(Dataset items)
## begin

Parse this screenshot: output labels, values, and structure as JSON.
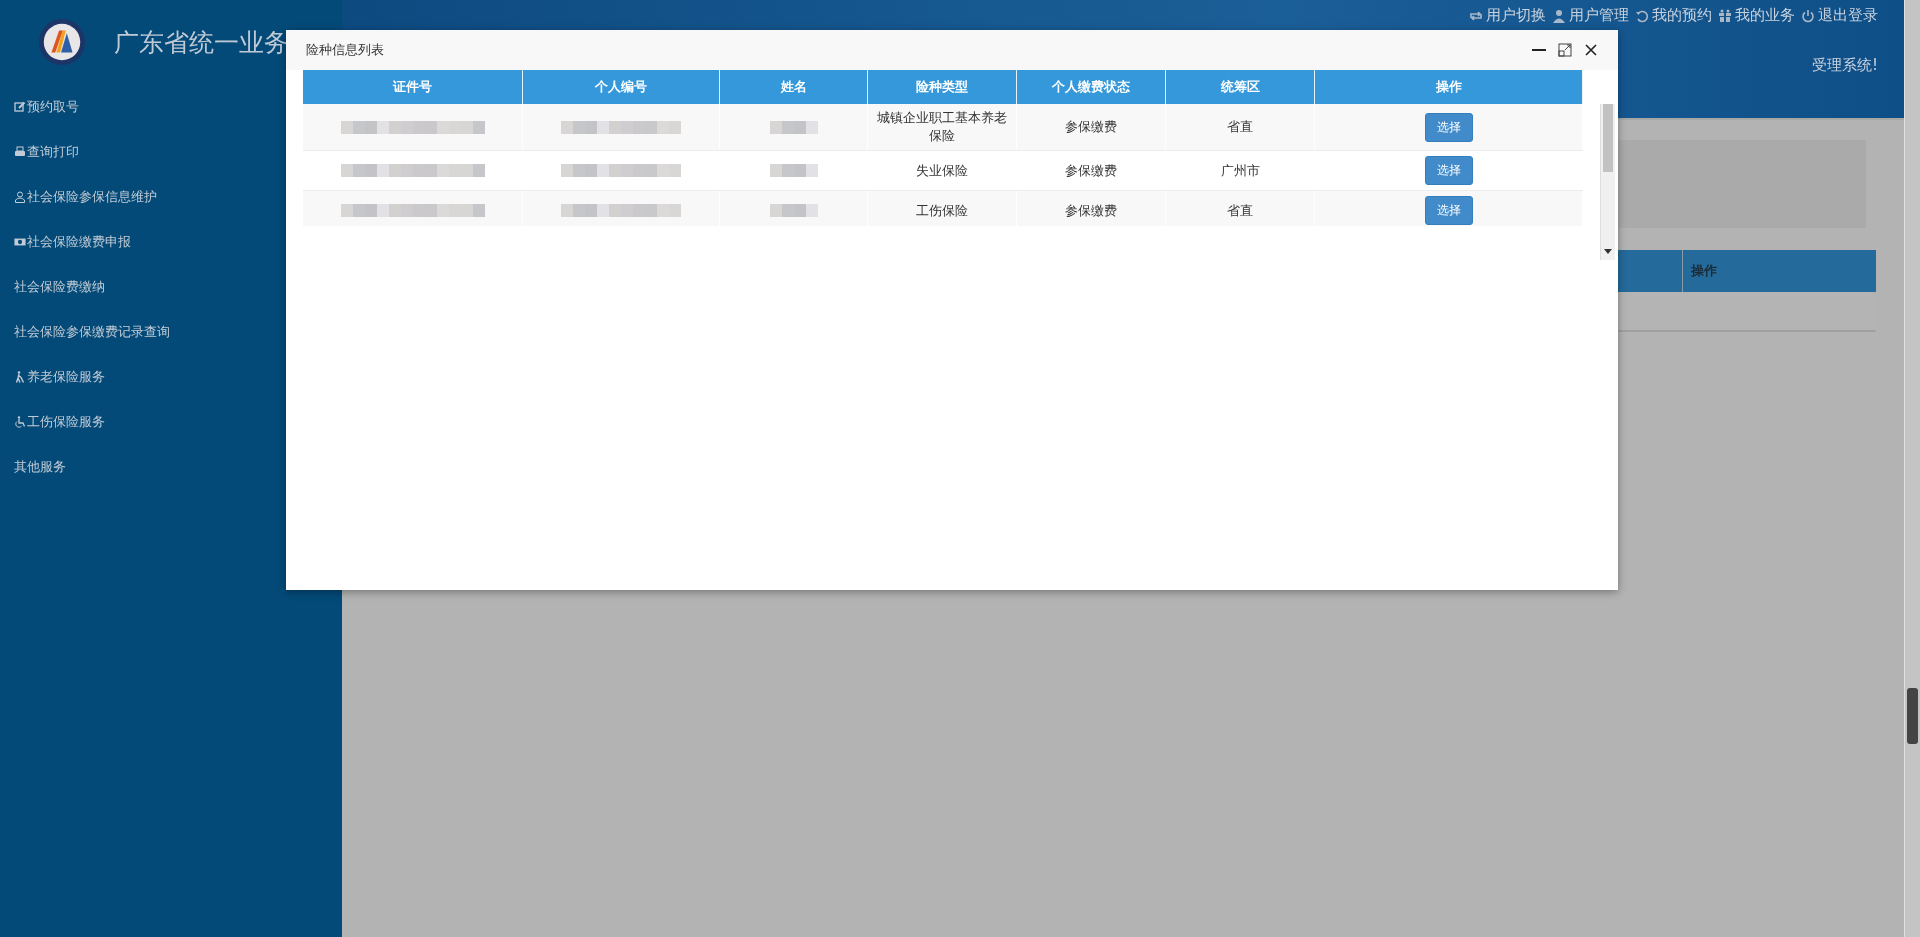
{
  "header": {
    "title": "广东省统一业务",
    "welcome": "受理系统!",
    "links": [
      {
        "label": "用户切换",
        "kind": "switch"
      },
      {
        "label": "用户管理",
        "kind": "user"
      },
      {
        "label": "我的预约",
        "kind": "history"
      },
      {
        "label": "我的业务",
        "kind": "grid"
      },
      {
        "label": "退出登录",
        "kind": "power"
      }
    ]
  },
  "sidebar": {
    "items": [
      {
        "label": "预约取号",
        "kind": "edit"
      },
      {
        "label": "查询打印",
        "kind": "print"
      },
      {
        "label": "社会保险参保信息维护",
        "kind": "user"
      },
      {
        "label": "社会保险缴费申报",
        "kind": "money"
      },
      {
        "label": "社会保险费缴纳",
        "kind": "plain"
      },
      {
        "label": "社会保险参保缴费记录查询",
        "kind": "plain"
      },
      {
        "label": "养老保险服务",
        "kind": "walker"
      },
      {
        "label": "工伤保险服务",
        "kind": "wheelchair"
      },
      {
        "label": "其他服务",
        "kind": "plain"
      }
    ]
  },
  "background_table": {
    "columns": [
      "操作"
    ]
  },
  "modal": {
    "title": "险种信息列表",
    "columns": [
      "证件号",
      "个人编号",
      "姓名",
      "险种类型",
      "个人缴费状态",
      "统筹区",
      "操作"
    ],
    "rows": [
      {
        "insurance_type": "城镇企业职工基本养老保险",
        "status": "参保缴费",
        "region": "省直",
        "action": "选择"
      },
      {
        "insurance_type": "失业保险",
        "status": "参保缴费",
        "region": "广州市",
        "action": "选择"
      },
      {
        "insurance_type": "工伤保险",
        "status": "参保缴费",
        "region": "省直",
        "action": "选择"
      }
    ]
  }
}
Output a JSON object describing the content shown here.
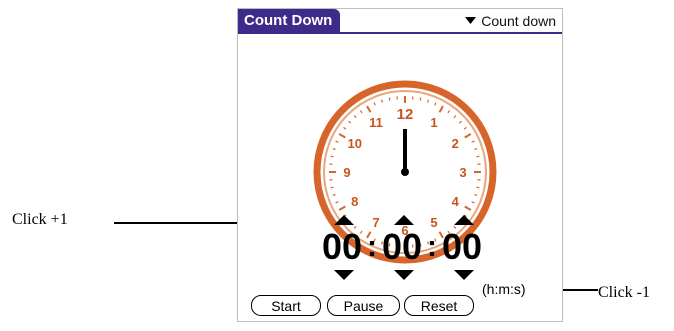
{
  "app": {
    "title": "Count Down",
    "mode_picker": {
      "selected": "Count down",
      "icon": "triangle-down-icon"
    }
  },
  "clock": {
    "numbers": [
      "12",
      "1",
      "2",
      "3",
      "4",
      "5",
      "6",
      "7",
      "8",
      "9",
      "10",
      "11"
    ],
    "ring_color": "#d7642a",
    "face_color": "#ffffff"
  },
  "timer": {
    "units_label": "(h:m:s)",
    "hours": "00",
    "minutes": "00",
    "seconds": "00",
    "separator": ":"
  },
  "buttons": {
    "start": "Start",
    "pause": "Pause",
    "reset": "Reset"
  },
  "annotations": {
    "increment": "Click +1",
    "decrement": "Click -1"
  }
}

## end

_What is being asked_:
Keep only the lines that hold the string "Click", and copy them out.

_Solution to the exercise_:
    "increment": "Click +1",
    "decrement": "Click -1"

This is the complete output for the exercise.